REQUIREMENTS
Work out how many lines of the records contain "this". Answer with the number and nothing else.

▼

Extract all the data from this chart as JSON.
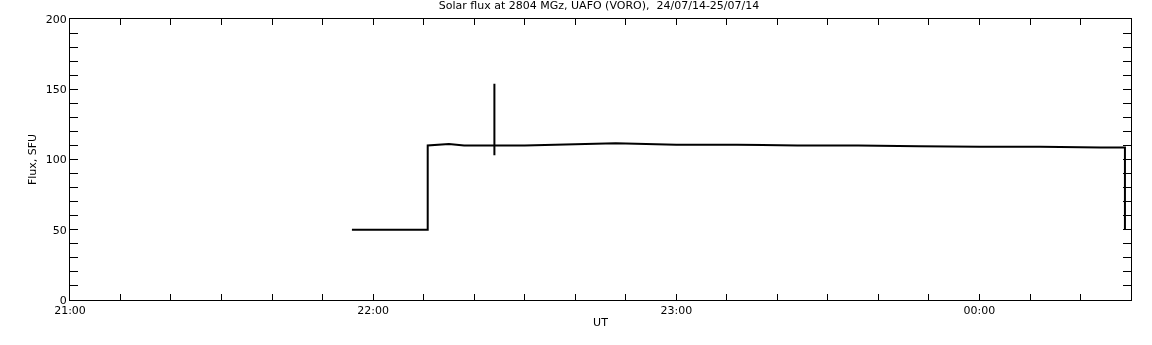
{
  "chart_data": {
    "type": "line",
    "title": "Solar flux at 2804 MGz, UAFO (VORO),  24/07/14-25/07/14",
    "xlabel": "UT",
    "ylabel": "Flux, SFU",
    "x": [
      21.93,
      22.18,
      22.18,
      22.25,
      22.3,
      22.4,
      22.4,
      22.4,
      22.4,
      22.5,
      22.6,
      22.7,
      22.8,
      22.9,
      23.0,
      23.2,
      23.4,
      23.6,
      23.8,
      24.0,
      24.2,
      24.4,
      24.48,
      24.48
    ],
    "series": [
      {
        "color": "#000000",
        "values": [
          50,
          50,
          110,
          111,
          110,
          110,
          154,
          103,
          110,
          110,
          110.5,
          111,
          111.5,
          111,
          110.5,
          110.5,
          110,
          110,
          109.5,
          109,
          109,
          108.5,
          108.5,
          50
        ]
      }
    ],
    "xlim": [
      21,
      24.5
    ],
    "ylim": [
      0,
      200
    ],
    "xticks": [
      {
        "value": 21,
        "label": "21:00"
      },
      {
        "value": 21.167,
        "label": null
      },
      {
        "value": 21.333,
        "label": null
      },
      {
        "value": 21.5,
        "label": null
      },
      {
        "value": 21.667,
        "label": null
      },
      {
        "value": 21.833,
        "label": null
      },
      {
        "value": 22,
        "label": "22:00"
      },
      {
        "value": 22.167,
        "label": null
      },
      {
        "value": 22.333,
        "label": null
      },
      {
        "value": 22.5,
        "label": null
      },
      {
        "value": 22.667,
        "label": null
      },
      {
        "value": 22.833,
        "label": null
      },
      {
        "value": 23,
        "label": "23:00"
      },
      {
        "value": 23.167,
        "label": null
      },
      {
        "value": 23.333,
        "label": null
      },
      {
        "value": 23.5,
        "label": null
      },
      {
        "value": 23.667,
        "label": null
      },
      {
        "value": 23.833,
        "label": null
      },
      {
        "value": 24,
        "label": "00:00"
      },
      {
        "value": 24.167,
        "label": null
      },
      {
        "value": 24.333,
        "label": null
      }
    ],
    "yticks": [
      0,
      {
        "value": 10,
        "label": null
      },
      {
        "value": 20,
        "label": null
      },
      {
        "value": 30,
        "label": null
      },
      {
        "value": 40,
        "label": null
      },
      50,
      {
        "value": 60,
        "label": null
      },
      {
        "value": 70,
        "label": null
      },
      {
        "value": 80,
        "label": null
      },
      {
        "value": 90,
        "label": null
      },
      100,
      {
        "value": 110,
        "label": null
      },
      {
        "value": 120,
        "label": null
      },
      {
        "value": 130,
        "label": null
      },
      {
        "value": 140,
        "label": null
      },
      150,
      {
        "value": 160,
        "label": null
      },
      {
        "value": 170,
        "label": null
      },
      {
        "value": 180,
        "label": null
      },
      {
        "value": 190,
        "label": null
      },
      200
    ],
    "marker": "none",
    "line_style": "solid"
  }
}
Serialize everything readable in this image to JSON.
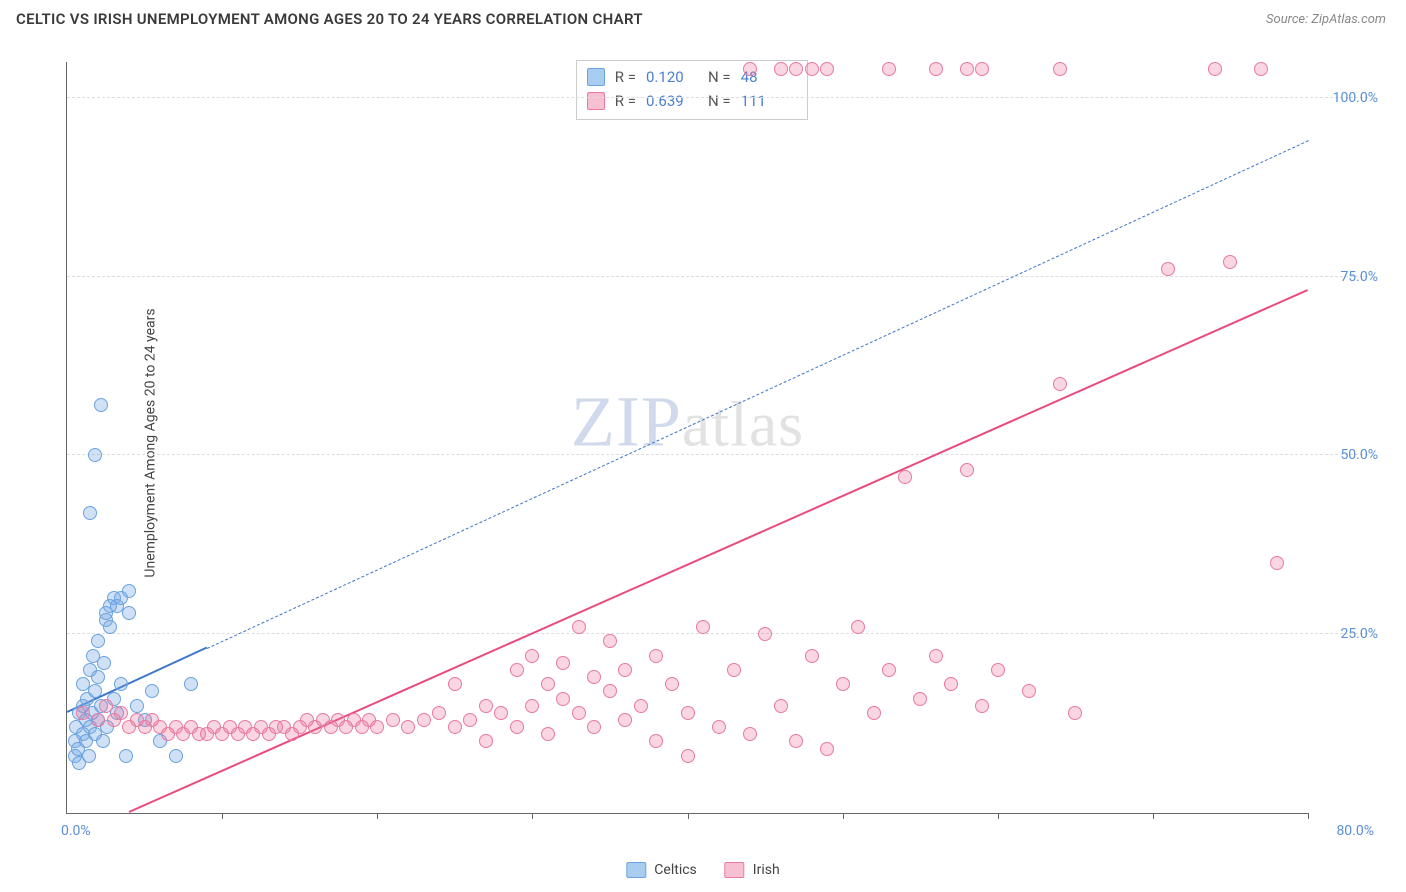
{
  "title": "CELTIC VS IRISH UNEMPLOYMENT AMONG AGES 20 TO 24 YEARS CORRELATION CHART",
  "source": "Source: ZipAtlas.com",
  "ylabel": "Unemployment Among Ages 20 to 24 years",
  "watermark_z": "ZIP",
  "watermark_rest": "atlas",
  "chart": {
    "type": "scatter",
    "xlim": [
      0,
      80
    ],
    "ylim": [
      0,
      105
    ],
    "x_min_label": "0.0%",
    "x_max_label": "80.0%",
    "xtick_positions": [
      10,
      20,
      30,
      40,
      50,
      60,
      70,
      80
    ],
    "yticks": [
      {
        "v": 25,
        "label": "25.0%"
      },
      {
        "v": 50,
        "label": "50.0%"
      },
      {
        "v": 75,
        "label": "75.0%"
      },
      {
        "v": 100,
        "label": "100.0%"
      }
    ],
    "background_color": "#ffffff",
    "grid_color": "#dddddd",
    "axis_color": "#666666",
    "tick_label_color": "#5a8fd6",
    "marker_radius": 7,
    "marker_border_width": 1.2,
    "series": [
      {
        "key": "celtics",
        "label": "Celtics",
        "fill": "rgba(120,170,230,0.35)",
        "stroke": "#6aa3e0",
        "swatch_fill": "#a9cdf0",
        "swatch_border": "#6aa3e0",
        "R": "0.120",
        "N": "48",
        "regression": {
          "x1": 0,
          "y1": 14,
          "x2_solid": 9,
          "y2_solid": 23,
          "x2": 80,
          "y2": 94,
          "color": "#3d76c7"
        },
        "points": [
          [
            0.5,
            8
          ],
          [
            0.5,
            10
          ],
          [
            0.6,
            12
          ],
          [
            0.7,
            9
          ],
          [
            0.8,
            14
          ],
          [
            0.8,
            7
          ],
          [
            1,
            11
          ],
          [
            1,
            15
          ],
          [
            1,
            18
          ],
          [
            1.2,
            10
          ],
          [
            1.2,
            13
          ],
          [
            1.3,
            16
          ],
          [
            1.4,
            8
          ],
          [
            1.5,
            20
          ],
          [
            1.5,
            12
          ],
          [
            1.6,
            14
          ],
          [
            1.7,
            22
          ],
          [
            1.8,
            11
          ],
          [
            1.8,
            17
          ],
          [
            2,
            13
          ],
          [
            2,
            19
          ],
          [
            2,
            24
          ],
          [
            2.2,
            15
          ],
          [
            2.3,
            10
          ],
          [
            2.4,
            21
          ],
          [
            2.5,
            27
          ],
          [
            2.6,
            12
          ],
          [
            2.8,
            29
          ],
          [
            3,
            16
          ],
          [
            3,
            30
          ],
          [
            3.2,
            14
          ],
          [
            3.5,
            18
          ],
          [
            3.8,
            8
          ],
          [
            4,
            31
          ],
          [
            4.5,
            15
          ],
          [
            5,
            13
          ],
          [
            5.5,
            17
          ],
          [
            6,
            10
          ],
          [
            7,
            8
          ],
          [
            8,
            18
          ],
          [
            1.5,
            42
          ],
          [
            1.8,
            50
          ],
          [
            2.2,
            57
          ],
          [
            2.5,
            28
          ],
          [
            2.8,
            26
          ],
          [
            3.2,
            29
          ],
          [
            3.5,
            30
          ],
          [
            4,
            28
          ]
        ]
      },
      {
        "key": "irish",
        "label": "Irish",
        "fill": "rgba(235,120,160,0.3)",
        "stroke": "#e87aa0",
        "swatch_fill": "#f6c0d2",
        "swatch_border": "#e87aa0",
        "R": "0.639",
        "N": "111",
        "regression": {
          "x1": 4,
          "y1": 0,
          "x2_solid": 80,
          "y2_solid": 73,
          "x2": 80,
          "y2": 73,
          "color": "#e94b7a"
        },
        "points": [
          [
            1,
            14
          ],
          [
            2,
            13
          ],
          [
            2.5,
            15
          ],
          [
            3,
            13
          ],
          [
            3.5,
            14
          ],
          [
            4,
            12
          ],
          [
            4.5,
            13
          ],
          [
            5,
            12
          ],
          [
            5.5,
            13
          ],
          [
            6,
            12
          ],
          [
            6.5,
            11
          ],
          [
            7,
            12
          ],
          [
            7.5,
            11
          ],
          [
            8,
            12
          ],
          [
            8.5,
            11
          ],
          [
            9,
            11
          ],
          [
            9.5,
            12
          ],
          [
            10,
            11
          ],
          [
            10.5,
            12
          ],
          [
            11,
            11
          ],
          [
            11.5,
            12
          ],
          [
            12,
            11
          ],
          [
            12.5,
            12
          ],
          [
            13,
            11
          ],
          [
            13.5,
            12
          ],
          [
            14,
            12
          ],
          [
            14.5,
            11
          ],
          [
            15,
            12
          ],
          [
            15.5,
            13
          ],
          [
            16,
            12
          ],
          [
            16.5,
            13
          ],
          [
            17,
            12
          ],
          [
            17.5,
            13
          ],
          [
            18,
            12
          ],
          [
            18.5,
            13
          ],
          [
            19,
            12
          ],
          [
            19.5,
            13
          ],
          [
            20,
            12
          ],
          [
            21,
            13
          ],
          [
            22,
            12
          ],
          [
            23,
            13
          ],
          [
            24,
            14
          ],
          [
            25,
            12
          ],
          [
            25,
            18
          ],
          [
            26,
            13
          ],
          [
            27,
            15
          ],
          [
            27,
            10
          ],
          [
            28,
            14
          ],
          [
            29,
            20
          ],
          [
            29,
            12
          ],
          [
            30,
            15
          ],
          [
            30,
            22
          ],
          [
            31,
            18
          ],
          [
            31,
            11
          ],
          [
            32,
            16
          ],
          [
            32,
            21
          ],
          [
            33,
            14
          ],
          [
            33,
            26
          ],
          [
            34,
            19
          ],
          [
            34,
            12
          ],
          [
            35,
            17
          ],
          [
            35,
            24
          ],
          [
            36,
            13
          ],
          [
            36,
            20
          ],
          [
            37,
            15
          ],
          [
            38,
            22
          ],
          [
            38,
            10
          ],
          [
            39,
            18
          ],
          [
            40,
            14
          ],
          [
            40,
            8
          ],
          [
            41,
            26
          ],
          [
            42,
            12
          ],
          [
            43,
            20
          ],
          [
            44,
            11
          ],
          [
            45,
            25
          ],
          [
            46,
            15
          ],
          [
            47,
            10
          ],
          [
            48,
            22
          ],
          [
            49,
            9
          ],
          [
            50,
            18
          ],
          [
            51,
            26
          ],
          [
            52,
            14
          ],
          [
            53,
            20
          ],
          [
            54,
            47
          ],
          [
            55,
            16
          ],
          [
            56,
            22
          ],
          [
            57,
            18
          ],
          [
            58,
            48
          ],
          [
            59,
            15
          ],
          [
            60,
            20
          ],
          [
            62,
            17
          ],
          [
            64,
            60
          ],
          [
            65,
            14
          ],
          [
            71,
            76
          ],
          [
            75,
            77
          ],
          [
            78,
            35
          ],
          [
            44,
            104
          ],
          [
            46,
            104
          ],
          [
            47,
            104
          ],
          [
            48,
            104
          ],
          [
            49,
            104
          ],
          [
            53,
            104
          ],
          [
            56,
            104
          ],
          [
            58,
            104
          ],
          [
            59,
            104
          ],
          [
            64,
            104
          ],
          [
            74,
            104
          ],
          [
            77,
            104
          ]
        ]
      }
    ]
  },
  "legend": {
    "items": [
      {
        "key": "celtics",
        "label": "Celtics"
      },
      {
        "key": "irish",
        "label": "Irish"
      }
    ]
  }
}
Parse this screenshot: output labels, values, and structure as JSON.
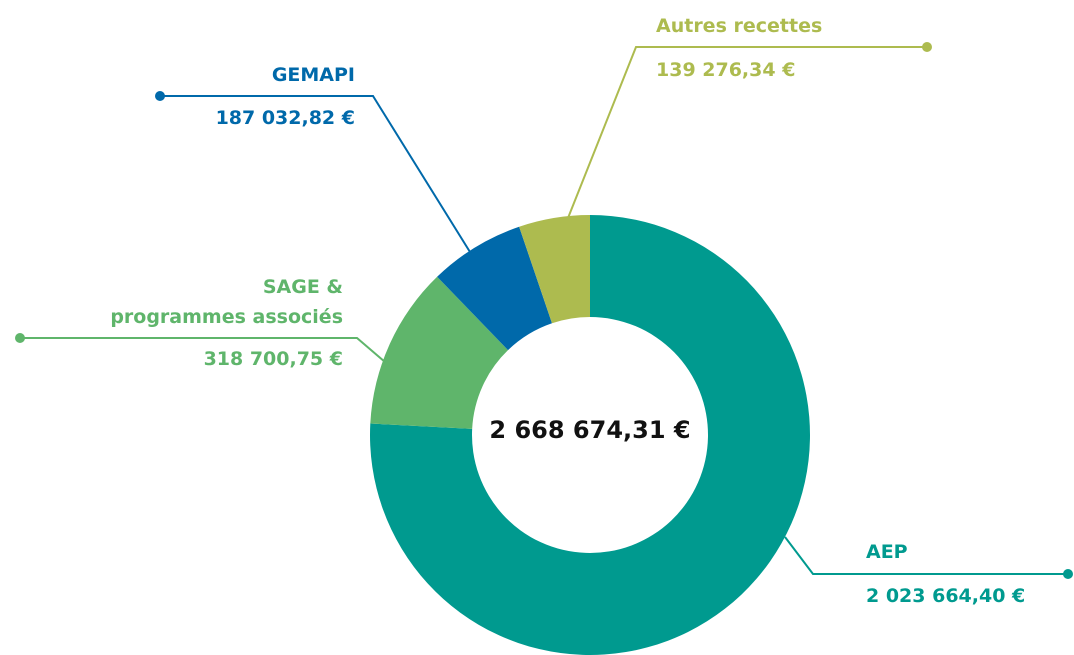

▲

TASK ANSWER
3